**Given task**
In the data below, find each line containing the string "kernels" and return it.

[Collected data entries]
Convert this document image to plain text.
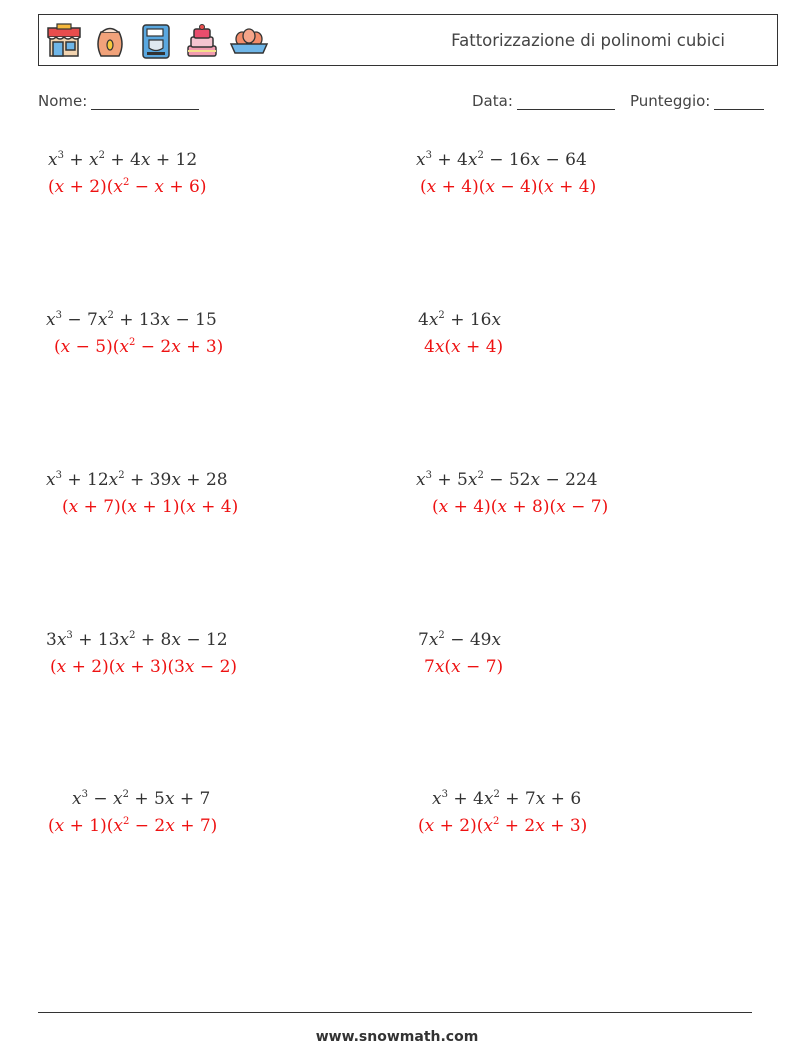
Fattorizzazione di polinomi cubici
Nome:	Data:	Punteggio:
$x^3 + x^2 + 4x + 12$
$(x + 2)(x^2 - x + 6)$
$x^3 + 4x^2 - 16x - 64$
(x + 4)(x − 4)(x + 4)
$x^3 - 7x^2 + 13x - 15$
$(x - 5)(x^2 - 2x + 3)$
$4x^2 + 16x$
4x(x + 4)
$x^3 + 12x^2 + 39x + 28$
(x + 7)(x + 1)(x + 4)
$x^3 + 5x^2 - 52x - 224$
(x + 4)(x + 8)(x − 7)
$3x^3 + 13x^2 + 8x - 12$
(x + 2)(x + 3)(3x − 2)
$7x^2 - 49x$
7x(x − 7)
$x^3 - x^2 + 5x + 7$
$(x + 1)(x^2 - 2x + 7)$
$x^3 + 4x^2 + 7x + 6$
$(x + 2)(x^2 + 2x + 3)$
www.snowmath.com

...

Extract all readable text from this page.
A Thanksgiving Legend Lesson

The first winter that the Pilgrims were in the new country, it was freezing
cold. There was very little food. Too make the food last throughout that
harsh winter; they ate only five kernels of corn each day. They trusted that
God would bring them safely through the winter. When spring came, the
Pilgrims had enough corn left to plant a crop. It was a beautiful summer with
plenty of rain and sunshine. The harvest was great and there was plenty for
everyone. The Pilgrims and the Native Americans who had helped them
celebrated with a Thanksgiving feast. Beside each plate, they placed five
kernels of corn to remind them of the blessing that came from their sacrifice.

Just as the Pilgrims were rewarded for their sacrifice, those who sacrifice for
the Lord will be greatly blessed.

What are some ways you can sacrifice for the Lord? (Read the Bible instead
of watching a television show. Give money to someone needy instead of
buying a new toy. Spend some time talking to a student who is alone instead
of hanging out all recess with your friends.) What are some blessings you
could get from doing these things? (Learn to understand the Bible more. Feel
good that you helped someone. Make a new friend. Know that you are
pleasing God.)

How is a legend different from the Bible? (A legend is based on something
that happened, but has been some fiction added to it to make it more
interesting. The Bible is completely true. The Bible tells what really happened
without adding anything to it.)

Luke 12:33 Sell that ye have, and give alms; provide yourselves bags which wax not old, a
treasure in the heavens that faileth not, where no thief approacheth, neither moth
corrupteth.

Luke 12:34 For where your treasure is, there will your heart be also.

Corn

==

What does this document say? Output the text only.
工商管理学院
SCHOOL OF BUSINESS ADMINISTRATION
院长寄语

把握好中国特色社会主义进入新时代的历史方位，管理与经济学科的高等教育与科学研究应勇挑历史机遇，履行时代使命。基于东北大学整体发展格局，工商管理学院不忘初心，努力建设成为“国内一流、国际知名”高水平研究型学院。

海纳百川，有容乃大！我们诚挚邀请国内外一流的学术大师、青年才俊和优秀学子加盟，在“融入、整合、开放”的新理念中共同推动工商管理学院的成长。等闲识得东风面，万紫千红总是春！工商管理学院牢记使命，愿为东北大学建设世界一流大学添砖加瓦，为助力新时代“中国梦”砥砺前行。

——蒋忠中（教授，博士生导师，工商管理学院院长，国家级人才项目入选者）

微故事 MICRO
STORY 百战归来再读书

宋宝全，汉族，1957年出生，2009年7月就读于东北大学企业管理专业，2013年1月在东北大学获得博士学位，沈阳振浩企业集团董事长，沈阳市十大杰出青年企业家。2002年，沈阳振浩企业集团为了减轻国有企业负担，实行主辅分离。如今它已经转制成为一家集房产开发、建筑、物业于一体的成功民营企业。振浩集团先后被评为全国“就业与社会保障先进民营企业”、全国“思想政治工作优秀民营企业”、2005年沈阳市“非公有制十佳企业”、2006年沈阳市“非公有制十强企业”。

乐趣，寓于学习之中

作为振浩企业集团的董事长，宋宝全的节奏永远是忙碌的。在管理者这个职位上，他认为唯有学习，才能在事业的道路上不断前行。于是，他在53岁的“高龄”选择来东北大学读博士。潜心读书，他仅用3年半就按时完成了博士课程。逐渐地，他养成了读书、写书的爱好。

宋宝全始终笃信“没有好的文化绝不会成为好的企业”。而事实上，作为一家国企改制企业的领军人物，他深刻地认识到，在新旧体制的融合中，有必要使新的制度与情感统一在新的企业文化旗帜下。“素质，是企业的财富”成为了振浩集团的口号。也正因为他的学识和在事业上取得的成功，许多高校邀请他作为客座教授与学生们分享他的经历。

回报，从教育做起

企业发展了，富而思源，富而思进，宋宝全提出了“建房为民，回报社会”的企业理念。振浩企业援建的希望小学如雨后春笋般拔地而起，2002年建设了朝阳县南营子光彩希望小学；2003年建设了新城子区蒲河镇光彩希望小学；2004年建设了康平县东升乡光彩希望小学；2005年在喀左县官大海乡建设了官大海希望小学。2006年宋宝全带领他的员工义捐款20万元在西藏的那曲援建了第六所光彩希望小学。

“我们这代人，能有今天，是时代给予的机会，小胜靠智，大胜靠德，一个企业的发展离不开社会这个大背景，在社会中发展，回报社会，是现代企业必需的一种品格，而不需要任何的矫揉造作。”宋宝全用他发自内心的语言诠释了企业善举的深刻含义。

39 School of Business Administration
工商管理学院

**Response to this exercise**
harsh winter; they ate only five kernels of corn each day. They trusted that
kernels of corn to remind them of the blessing that came from their sacrifice.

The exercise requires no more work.